**The task:** Search the data below for "Dose"; list each line that holds it.

**Data lines:**
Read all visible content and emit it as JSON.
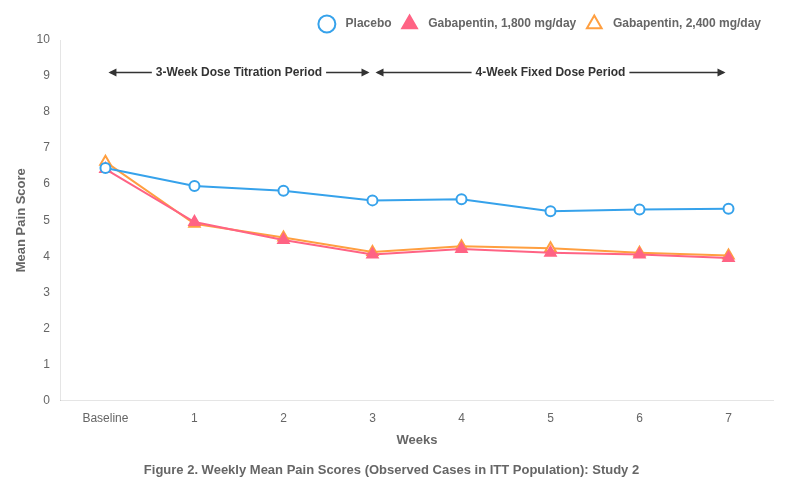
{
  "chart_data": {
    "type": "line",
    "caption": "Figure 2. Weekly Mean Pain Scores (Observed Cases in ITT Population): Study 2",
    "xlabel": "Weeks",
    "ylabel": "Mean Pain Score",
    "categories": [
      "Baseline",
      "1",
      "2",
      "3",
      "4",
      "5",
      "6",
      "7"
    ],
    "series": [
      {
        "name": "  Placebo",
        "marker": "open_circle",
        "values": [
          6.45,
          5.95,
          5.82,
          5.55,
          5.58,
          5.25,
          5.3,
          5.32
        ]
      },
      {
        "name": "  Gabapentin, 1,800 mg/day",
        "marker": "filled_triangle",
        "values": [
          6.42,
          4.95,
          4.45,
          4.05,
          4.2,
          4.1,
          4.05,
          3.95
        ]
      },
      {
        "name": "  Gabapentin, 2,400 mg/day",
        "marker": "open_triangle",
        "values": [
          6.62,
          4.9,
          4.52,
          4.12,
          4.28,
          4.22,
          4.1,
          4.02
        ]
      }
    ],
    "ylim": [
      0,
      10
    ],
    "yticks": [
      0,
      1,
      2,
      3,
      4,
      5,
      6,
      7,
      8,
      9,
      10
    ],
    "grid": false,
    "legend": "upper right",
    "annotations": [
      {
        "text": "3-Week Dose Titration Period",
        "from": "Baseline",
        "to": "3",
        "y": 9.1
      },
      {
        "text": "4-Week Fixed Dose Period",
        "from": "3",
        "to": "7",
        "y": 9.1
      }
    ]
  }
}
--
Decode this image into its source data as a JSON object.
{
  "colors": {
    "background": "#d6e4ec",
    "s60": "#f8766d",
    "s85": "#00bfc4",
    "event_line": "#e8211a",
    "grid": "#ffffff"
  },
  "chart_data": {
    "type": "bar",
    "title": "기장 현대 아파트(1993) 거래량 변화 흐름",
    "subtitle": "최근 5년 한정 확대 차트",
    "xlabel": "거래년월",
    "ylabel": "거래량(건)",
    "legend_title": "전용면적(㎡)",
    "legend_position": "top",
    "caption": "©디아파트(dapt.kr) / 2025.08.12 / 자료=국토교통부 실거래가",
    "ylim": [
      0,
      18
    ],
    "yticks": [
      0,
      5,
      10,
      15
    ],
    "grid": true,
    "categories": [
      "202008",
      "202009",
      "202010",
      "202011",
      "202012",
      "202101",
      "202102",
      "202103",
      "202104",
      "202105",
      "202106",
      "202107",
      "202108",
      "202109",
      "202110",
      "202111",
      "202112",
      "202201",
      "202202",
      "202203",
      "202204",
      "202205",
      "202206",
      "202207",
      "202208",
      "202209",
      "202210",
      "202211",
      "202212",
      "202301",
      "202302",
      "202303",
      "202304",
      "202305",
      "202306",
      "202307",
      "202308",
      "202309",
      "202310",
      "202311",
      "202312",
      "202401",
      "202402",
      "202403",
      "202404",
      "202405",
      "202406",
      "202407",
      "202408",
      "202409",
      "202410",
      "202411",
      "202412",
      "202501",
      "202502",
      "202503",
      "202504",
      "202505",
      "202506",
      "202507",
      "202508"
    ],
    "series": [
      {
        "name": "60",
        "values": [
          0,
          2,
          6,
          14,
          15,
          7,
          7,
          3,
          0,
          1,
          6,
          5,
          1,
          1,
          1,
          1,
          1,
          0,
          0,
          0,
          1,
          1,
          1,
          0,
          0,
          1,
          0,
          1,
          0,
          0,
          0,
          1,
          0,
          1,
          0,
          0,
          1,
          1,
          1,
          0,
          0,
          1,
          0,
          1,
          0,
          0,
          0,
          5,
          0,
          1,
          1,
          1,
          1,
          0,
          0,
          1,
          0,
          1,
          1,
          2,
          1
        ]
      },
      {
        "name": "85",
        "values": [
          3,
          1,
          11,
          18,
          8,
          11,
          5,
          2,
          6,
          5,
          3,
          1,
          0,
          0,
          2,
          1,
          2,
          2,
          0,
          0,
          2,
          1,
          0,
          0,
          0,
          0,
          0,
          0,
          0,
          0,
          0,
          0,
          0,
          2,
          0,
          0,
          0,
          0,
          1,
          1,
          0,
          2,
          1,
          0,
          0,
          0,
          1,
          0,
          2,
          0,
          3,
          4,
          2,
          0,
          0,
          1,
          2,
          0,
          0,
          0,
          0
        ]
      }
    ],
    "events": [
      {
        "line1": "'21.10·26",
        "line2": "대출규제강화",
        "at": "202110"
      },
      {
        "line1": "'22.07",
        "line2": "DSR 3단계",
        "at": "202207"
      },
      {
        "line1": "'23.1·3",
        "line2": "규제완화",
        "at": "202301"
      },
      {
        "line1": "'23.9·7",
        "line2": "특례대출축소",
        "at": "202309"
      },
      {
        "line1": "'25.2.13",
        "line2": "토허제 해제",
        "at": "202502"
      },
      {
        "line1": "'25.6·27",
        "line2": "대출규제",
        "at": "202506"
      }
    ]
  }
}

**Final answer:**
        "text": "3-Week Dose Titration Period",
        "text": "4-Week Fixed Dose Period",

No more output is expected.